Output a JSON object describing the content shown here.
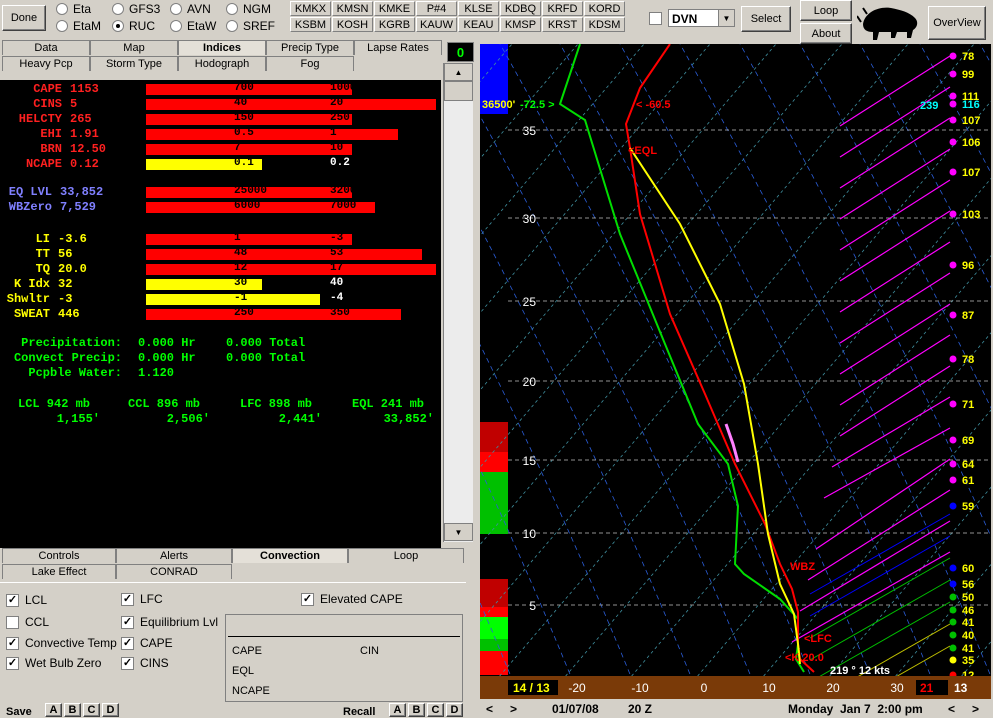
{
  "toolbar": {
    "done": "Done",
    "models": [
      {
        "label": "Eta",
        "selected": false
      },
      {
        "label": "GFS3",
        "selected": false
      },
      {
        "label": "AVN",
        "selected": false
      },
      {
        "label": "NGM",
        "selected": false
      },
      {
        "label": "EtaM",
        "selected": false
      },
      {
        "label": "RUC",
        "selected": true
      },
      {
        "label": "EtaW",
        "selected": false
      },
      {
        "label": "SREF",
        "selected": false
      }
    ],
    "stations_row1": [
      "KMKX",
      "KMSN",
      "KMKE",
      "P#4",
      "KLSE",
      "KDBQ",
      "KRFD",
      "KORD"
    ],
    "stations_row2": [
      "KSBM",
      "KOSH",
      "KGRB",
      "KAUW",
      "KEAU",
      "KMSP",
      "KRST",
      "KDSM"
    ],
    "station_select": "DVN",
    "select_btn": "Select",
    "loop_btn": "Loop",
    "about_btn": "About",
    "overview_btn": "OverView"
  },
  "tabs_top": [
    "Data",
    "Map",
    "Indices",
    "Precip Type",
    "Lapse Rates"
  ],
  "tabs_second": [
    "Heavy Pcp",
    "Storm Type",
    "Hodograph",
    "Fog"
  ],
  "counter": "0",
  "indices": [
    {
      "label": "CAPE",
      "value": "1153",
      "bar_color": "#ff0000",
      "bar_frac": 0.71,
      "n1": "700",
      "n2": "1000"
    },
    {
      "label": "CINS",
      "value": "5",
      "bar_color": "#ff0000",
      "bar_frac": 1.0,
      "n1": "40",
      "n2": "20"
    },
    {
      "label": "HELCTY",
      "value": "265",
      "bar_color": "#ff0000",
      "bar_frac": 0.71,
      "n1": "150",
      "n2": "250"
    },
    {
      "label": "EHI",
      "value": "1.91",
      "bar_color": "#ff0000",
      "bar_frac": 0.87,
      "n1": "0.5",
      "n2": "1"
    },
    {
      "label": "BRN",
      "value": "12.50",
      "bar_color": "#ff0000",
      "bar_frac": 0.71,
      "n1": "7",
      "n2": "10"
    },
    {
      "label": "NCAPE",
      "value": "0.12",
      "bar_color": "#ffff00",
      "bar_frac": 0.4,
      "n1": "0.1",
      "n2": "0.2"
    }
  ],
  "levels": [
    {
      "label": "EQ LVL",
      "value": "33,852",
      "bar_color": "#ff0000",
      "bar_frac": 0.71,
      "n1": "25000",
      "n2": "32000"
    },
    {
      "label": "WBZero",
      "value": "7,529",
      "bar_color": "#ff0000",
      "bar_frac": 0.79,
      "n1": "6000",
      "n2": "7000"
    }
  ],
  "stability": [
    {
      "label": "LI",
      "value": "-3.6",
      "bar_color": "#ff0000",
      "bar_frac": 0.71,
      "n1": "1",
      "n2": "-3"
    },
    {
      "label": "TT",
      "value": "56",
      "bar_color": "#ff0000",
      "bar_frac": 0.95,
      "n1": "48",
      "n2": "53"
    },
    {
      "label": "TQ",
      "value": "20.0",
      "bar_color": "#ff0000",
      "bar_frac": 1.0,
      "n1": "12",
      "n2": "17"
    },
    {
      "label": "K Idx",
      "value": "32",
      "bar_color": "#ffff00",
      "bar_frac": 0.4,
      "n1": "30",
      "n2": "40"
    },
    {
      "label": "Shwltr",
      "value": "-3",
      "bar_color": "#ffff00",
      "bar_frac": 0.6,
      "n1": "-1",
      "n2": "-4"
    },
    {
      "label": "SWEAT",
      "value": "446",
      "bar_color": "#ff0000",
      "bar_frac": 0.88,
      "n1": "250",
      "n2": "350"
    }
  ],
  "precip": [
    {
      "label": "Precipitation:",
      "v1": "0.000 Hr",
      "v2": "0.000 Total"
    },
    {
      "label": "Convect Precip:",
      "v1": "0.000 Hr",
      "v2": "0.000 Total"
    },
    {
      "label": "Pcpble Water:",
      "v1": "1.120",
      "v2": ""
    }
  ],
  "lev_row": [
    {
      "title": "LCL 942 mb",
      "val": "1,155'"
    },
    {
      "title": "CCL 896 mb",
      "val": "2,506'"
    },
    {
      "title": "LFC 898 mb",
      "val": "2,441'"
    },
    {
      "title": "EQL 241 mb",
      "val": "33,852'"
    }
  ],
  "tabs_bottom1": [
    "Controls",
    "Alerts",
    "Convection",
    "Loop"
  ],
  "tabs_bottom2": [
    "Lake Effect",
    "CONRAD"
  ],
  "checks": [
    {
      "label": "LCL",
      "checked": true
    },
    {
      "label": "CCL",
      "checked": false
    },
    {
      "label": "Convective Temp",
      "checked": true
    },
    {
      "label": "Wet Bulb Zero",
      "checked": true
    },
    {
      "label": "LFC",
      "checked": true
    },
    {
      "label": "Equilibrium Lvl",
      "checked": true
    },
    {
      "label": "CAPE",
      "checked": true
    },
    {
      "label": "CINS",
      "checked": true
    },
    {
      "label": "Elevated CAPE",
      "checked": true
    }
  ],
  "box_labels": {
    "cape": "CAPE",
    "cin": "CIN",
    "eql": "EQL",
    "ncape": "NCAPE"
  },
  "footer": {
    "save": "Save",
    "recall": "Recall",
    "slots": [
      "A",
      "B",
      "C",
      "D"
    ]
  },
  "skewt": {
    "y_labels": [
      "35",
      "30",
      "25",
      "20",
      "15",
      "10",
      "5"
    ],
    "x_labels": [
      "-20",
      "-10",
      "0",
      "10",
      "20",
      "30"
    ],
    "left_box": "14 / 13",
    "right_box": "21",
    "right_box2": "13",
    "top_readout": "36500'",
    "top_temp": "-72.5 >",
    "top_dew": "< -60.5",
    "eql": "<EQL",
    "wbz": "WBZ",
    "lfc": "<LFC",
    "sfc": "<K 20.0",
    "wind": "219 ° 12 kts",
    "right_speed": "239",
    "speeds": [
      "78",
      "99",
      "111",
      "116",
      "107",
      "106",
      "107",
      "103",
      "96",
      "87",
      "78",
      "71",
      "69",
      "64",
      "61",
      "59",
      "60",
      "56",
      "50",
      "46",
      "41",
      "40",
      "41",
      "35",
      "12"
    ]
  },
  "status": {
    "date": "01/07/08",
    "time": "20 Z",
    "local": "Monday  Jan 7  2:00 pm"
  }
}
++++
Aim of the task: Quote the full listing above word for word; exclude every picture from the copy.

Written solution:
Output a JSON object describing the content shown here.
{
  "toolbar": {
    "done": "Done",
    "models": [
      {
        "label": "Eta",
        "selected": false
      },
      {
        "label": "GFS3",
        "selected": false
      },
      {
        "label": "AVN",
        "selected": false
      },
      {
        "label": "NGM",
        "selected": false
      },
      {
        "label": "EtaM",
        "selected": false
      },
      {
        "label": "RUC",
        "selected": true
      },
      {
        "label": "EtaW",
        "selected": false
      },
      {
        "label": "SREF",
        "selected": false
      }
    ],
    "stations_row1": [
      "KMKX",
      "KMSN",
      "KMKE",
      "P#4",
      "KLSE",
      "KDBQ",
      "KRFD",
      "KORD"
    ],
    "stations_row2": [
      "KSBM",
      "KOSH",
      "KGRB",
      "KAUW",
      "KEAU",
      "KMSP",
      "KRST",
      "KDSM"
    ],
    "station_select": "DVN",
    "select_btn": "Select",
    "loop_btn": "Loop",
    "about_btn": "About",
    "overview_btn": "OverView"
  },
  "tabs_top": [
    "Data",
    "Map",
    "Indices",
    "Precip Type",
    "Lapse Rates"
  ],
  "tabs_second": [
    "Heavy Pcp",
    "Storm Type",
    "Hodograph",
    "Fog"
  ],
  "counter": "0",
  "indices": [
    {
      "label": "CAPE",
      "value": "1153",
      "bar_color": "#ff0000",
      "bar_frac": 0.71,
      "n1": "700",
      "n2": "1000"
    },
    {
      "label": "CINS",
      "value": "5",
      "bar_color": "#ff0000",
      "bar_frac": 1.0,
      "n1": "40",
      "n2": "20"
    },
    {
      "label": "HELCTY",
      "value": "265",
      "bar_color": "#ff0000",
      "bar_frac": 0.71,
      "n1": "150",
      "n2": "250"
    },
    {
      "label": "EHI",
      "value": "1.91",
      "bar_color": "#ff0000",
      "bar_frac": 0.87,
      "n1": "0.5",
      "n2": "1"
    },
    {
      "label": "BRN",
      "value": "12.50",
      "bar_color": "#ff0000",
      "bar_frac": 0.71,
      "n1": "7",
      "n2": "10"
    },
    {
      "label": "NCAPE",
      "value": "0.12",
      "bar_color": "#ffff00",
      "bar_frac": 0.4,
      "n1": "0.1",
      "n2": "0.2"
    }
  ],
  "levels": [
    {
      "label": "EQ LVL",
      "value": "33,852",
      "bar_color": "#ff0000",
      "bar_frac": 0.71,
      "n1": "25000",
      "n2": "32000"
    },
    {
      "label": "WBZero",
      "value": "7,529",
      "bar_color": "#ff0000",
      "bar_frac": 0.79,
      "n1": "6000",
      "n2": "7000"
    }
  ],
  "stability": [
    {
      "label": "LI",
      "value": "-3.6",
      "bar_color": "#ff0000",
      "bar_frac": 0.71,
      "n1": "1",
      "n2": "-3"
    },
    {
      "label": "TT",
      "value": "56",
      "bar_color": "#ff0000",
      "bar_frac": 0.95,
      "n1": "48",
      "n2": "53"
    },
    {
      "label": "TQ",
      "value": "20.0",
      "bar_color": "#ff0000",
      "bar_frac": 1.0,
      "n1": "12",
      "n2": "17"
    },
    {
      "label": "K Idx",
      "value": "32",
      "bar_color": "#ffff00",
      "bar_frac": 0.4,
      "n1": "30",
      "n2": "40"
    },
    {
      "label": "Shwltr",
      "value": "-3",
      "bar_color": "#ffff00",
      "bar_frac": 0.6,
      "n1": "-1",
      "n2": "-4"
    },
    {
      "label": "SWEAT",
      "value": "446",
      "bar_color": "#ff0000",
      "bar_frac": 0.88,
      "n1": "250",
      "n2": "350"
    }
  ],
  "precip": [
    {
      "label": "Precipitation:",
      "v1": "0.000 Hr",
      "v2": "0.000 Total"
    },
    {
      "label": "Convect Precip:",
      "v1": "0.000 Hr",
      "v2": "0.000 Total"
    },
    {
      "label": "Pcpble Water:",
      "v1": "1.120",
      "v2": ""
    }
  ],
  "lev_row": [
    {
      "title": "LCL 942 mb",
      "val": "1,155'"
    },
    {
      "title": "CCL 896 mb",
      "val": "2,506'"
    },
    {
      "title": "LFC 898 mb",
      "val": "2,441'"
    },
    {
      "title": "EQL 241 mb",
      "val": "33,852'"
    }
  ],
  "tabs_bottom1": [
    "Controls",
    "Alerts",
    "Convection",
    "Loop"
  ],
  "tabs_bottom2": [
    "Lake Effect",
    "CONRAD"
  ],
  "checks": [
    {
      "label": "LCL",
      "checked": true
    },
    {
      "label": "CCL",
      "checked": false
    },
    {
      "label": "Convective Temp",
      "checked": true
    },
    {
      "label": "Wet Bulb Zero",
      "checked": true
    },
    {
      "label": "LFC",
      "checked": true
    },
    {
      "label": "Equilibrium Lvl",
      "checked": true
    },
    {
      "label": "CAPE",
      "checked": true
    },
    {
      "label": "CINS",
      "checked": true
    },
    {
      "label": "Elevated CAPE",
      "checked": true
    }
  ],
  "box_labels": {
    "cape": "CAPE",
    "cin": "CIN",
    "eql": "EQL",
    "ncape": "NCAPE"
  },
  "footer": {
    "save": "Save",
    "recall": "Recall",
    "slots": [
      "A",
      "B",
      "C",
      "D"
    ]
  },
  "skewt": {
    "y_labels": [
      "35",
      "30",
      "25",
      "20",
      "15",
      "10",
      "5"
    ],
    "x_labels": [
      "-20",
      "-10",
      "0",
      "10",
      "20",
      "30"
    ],
    "left_box": "14 / 13",
    "right_box": "21",
    "right_box2": "13",
    "top_readout": "36500'",
    "top_temp": "-72.5 >",
    "top_dew": "< -60.5",
    "eql": "<EQL",
    "wbz": "WBZ",
    "lfc": "<LFC",
    "sfc": "<K 20.0",
    "wind": "219 ° 12 kts",
    "right_speed": "239",
    "speeds": [
      "78",
      "99",
      "111",
      "116",
      "107",
      "106",
      "107",
      "103",
      "96",
      "87",
      "78",
      "71",
      "69",
      "64",
      "61",
      "59",
      "60",
      "56",
      "50",
      "46",
      "41",
      "40",
      "41",
      "35",
      "12"
    ]
  },
  "status": {
    "date": "01/07/08",
    "time": "20 Z",
    "local": "Monday  Jan 7  2:00 pm"
  }
}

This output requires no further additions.